Problem requirements
Lines containing the word "Değiştir" are the ones to copy from the records below.
_ _ _ _ _ _ _
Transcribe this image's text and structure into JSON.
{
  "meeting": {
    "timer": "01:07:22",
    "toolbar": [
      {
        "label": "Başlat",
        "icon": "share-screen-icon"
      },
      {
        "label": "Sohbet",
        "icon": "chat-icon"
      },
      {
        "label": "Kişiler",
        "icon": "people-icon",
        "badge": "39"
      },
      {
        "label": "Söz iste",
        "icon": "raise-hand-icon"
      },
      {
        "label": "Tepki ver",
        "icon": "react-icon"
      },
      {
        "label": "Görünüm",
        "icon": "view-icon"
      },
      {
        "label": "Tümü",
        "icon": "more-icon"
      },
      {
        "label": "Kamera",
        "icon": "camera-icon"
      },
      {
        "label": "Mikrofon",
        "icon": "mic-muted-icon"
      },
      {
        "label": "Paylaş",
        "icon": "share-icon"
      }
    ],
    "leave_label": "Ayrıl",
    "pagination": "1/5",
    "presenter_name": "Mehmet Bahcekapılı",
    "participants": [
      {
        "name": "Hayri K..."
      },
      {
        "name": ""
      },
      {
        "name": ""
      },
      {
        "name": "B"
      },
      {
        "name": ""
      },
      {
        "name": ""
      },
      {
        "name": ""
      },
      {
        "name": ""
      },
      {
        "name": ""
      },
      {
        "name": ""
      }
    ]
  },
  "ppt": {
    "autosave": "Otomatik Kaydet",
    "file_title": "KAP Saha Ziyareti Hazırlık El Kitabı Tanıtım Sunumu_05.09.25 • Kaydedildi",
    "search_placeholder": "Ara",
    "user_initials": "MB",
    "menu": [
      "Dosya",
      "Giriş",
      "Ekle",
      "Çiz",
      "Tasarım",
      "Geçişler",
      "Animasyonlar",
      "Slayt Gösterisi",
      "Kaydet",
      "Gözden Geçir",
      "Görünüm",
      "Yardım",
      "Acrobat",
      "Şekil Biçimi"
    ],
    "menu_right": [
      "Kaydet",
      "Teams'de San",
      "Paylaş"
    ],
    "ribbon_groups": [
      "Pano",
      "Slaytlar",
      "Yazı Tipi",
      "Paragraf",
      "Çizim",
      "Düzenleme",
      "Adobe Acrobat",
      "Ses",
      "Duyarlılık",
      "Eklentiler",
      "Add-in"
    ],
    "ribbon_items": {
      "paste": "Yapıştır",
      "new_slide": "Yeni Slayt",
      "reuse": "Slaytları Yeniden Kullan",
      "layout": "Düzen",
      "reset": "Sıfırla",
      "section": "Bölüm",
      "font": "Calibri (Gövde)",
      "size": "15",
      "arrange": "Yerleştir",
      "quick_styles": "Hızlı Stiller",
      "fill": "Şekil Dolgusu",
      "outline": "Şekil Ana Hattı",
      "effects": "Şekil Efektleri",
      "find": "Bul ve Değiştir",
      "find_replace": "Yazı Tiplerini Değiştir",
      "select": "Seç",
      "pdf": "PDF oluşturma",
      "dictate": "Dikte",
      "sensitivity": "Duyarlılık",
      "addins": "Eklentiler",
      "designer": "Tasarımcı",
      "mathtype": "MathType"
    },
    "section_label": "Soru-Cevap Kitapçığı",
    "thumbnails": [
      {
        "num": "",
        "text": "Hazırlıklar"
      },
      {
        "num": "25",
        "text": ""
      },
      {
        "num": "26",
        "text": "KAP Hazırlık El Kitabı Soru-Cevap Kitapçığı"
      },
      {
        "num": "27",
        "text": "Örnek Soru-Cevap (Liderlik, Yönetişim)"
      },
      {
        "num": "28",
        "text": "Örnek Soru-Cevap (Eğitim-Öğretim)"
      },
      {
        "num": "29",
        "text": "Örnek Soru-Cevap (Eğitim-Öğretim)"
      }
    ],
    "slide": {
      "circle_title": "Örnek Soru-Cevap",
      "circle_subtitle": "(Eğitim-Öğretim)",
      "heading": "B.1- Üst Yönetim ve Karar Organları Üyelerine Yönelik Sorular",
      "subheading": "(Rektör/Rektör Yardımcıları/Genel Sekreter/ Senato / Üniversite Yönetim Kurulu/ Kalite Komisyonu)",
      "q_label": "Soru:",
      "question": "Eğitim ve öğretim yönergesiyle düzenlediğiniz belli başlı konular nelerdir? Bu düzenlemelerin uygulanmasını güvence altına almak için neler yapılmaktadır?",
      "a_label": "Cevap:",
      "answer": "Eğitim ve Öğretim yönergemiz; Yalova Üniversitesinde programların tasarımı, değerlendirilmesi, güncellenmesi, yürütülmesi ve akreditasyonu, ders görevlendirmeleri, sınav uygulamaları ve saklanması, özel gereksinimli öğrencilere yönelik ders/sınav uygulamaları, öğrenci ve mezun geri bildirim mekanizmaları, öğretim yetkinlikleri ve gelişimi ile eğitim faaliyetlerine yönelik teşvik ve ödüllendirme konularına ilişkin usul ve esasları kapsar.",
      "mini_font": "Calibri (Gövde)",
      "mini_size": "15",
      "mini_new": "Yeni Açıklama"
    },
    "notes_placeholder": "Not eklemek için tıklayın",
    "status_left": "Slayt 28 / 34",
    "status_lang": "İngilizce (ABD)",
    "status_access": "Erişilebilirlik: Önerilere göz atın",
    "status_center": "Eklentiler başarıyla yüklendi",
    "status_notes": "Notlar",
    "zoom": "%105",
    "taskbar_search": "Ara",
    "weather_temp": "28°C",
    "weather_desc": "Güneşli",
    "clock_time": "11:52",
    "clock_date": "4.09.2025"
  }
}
_ _ _ _ _ _ _
Response
      "find": "Bul ve Değiştir",
      "find_replace": "Yazı Tiplerini Değiştir",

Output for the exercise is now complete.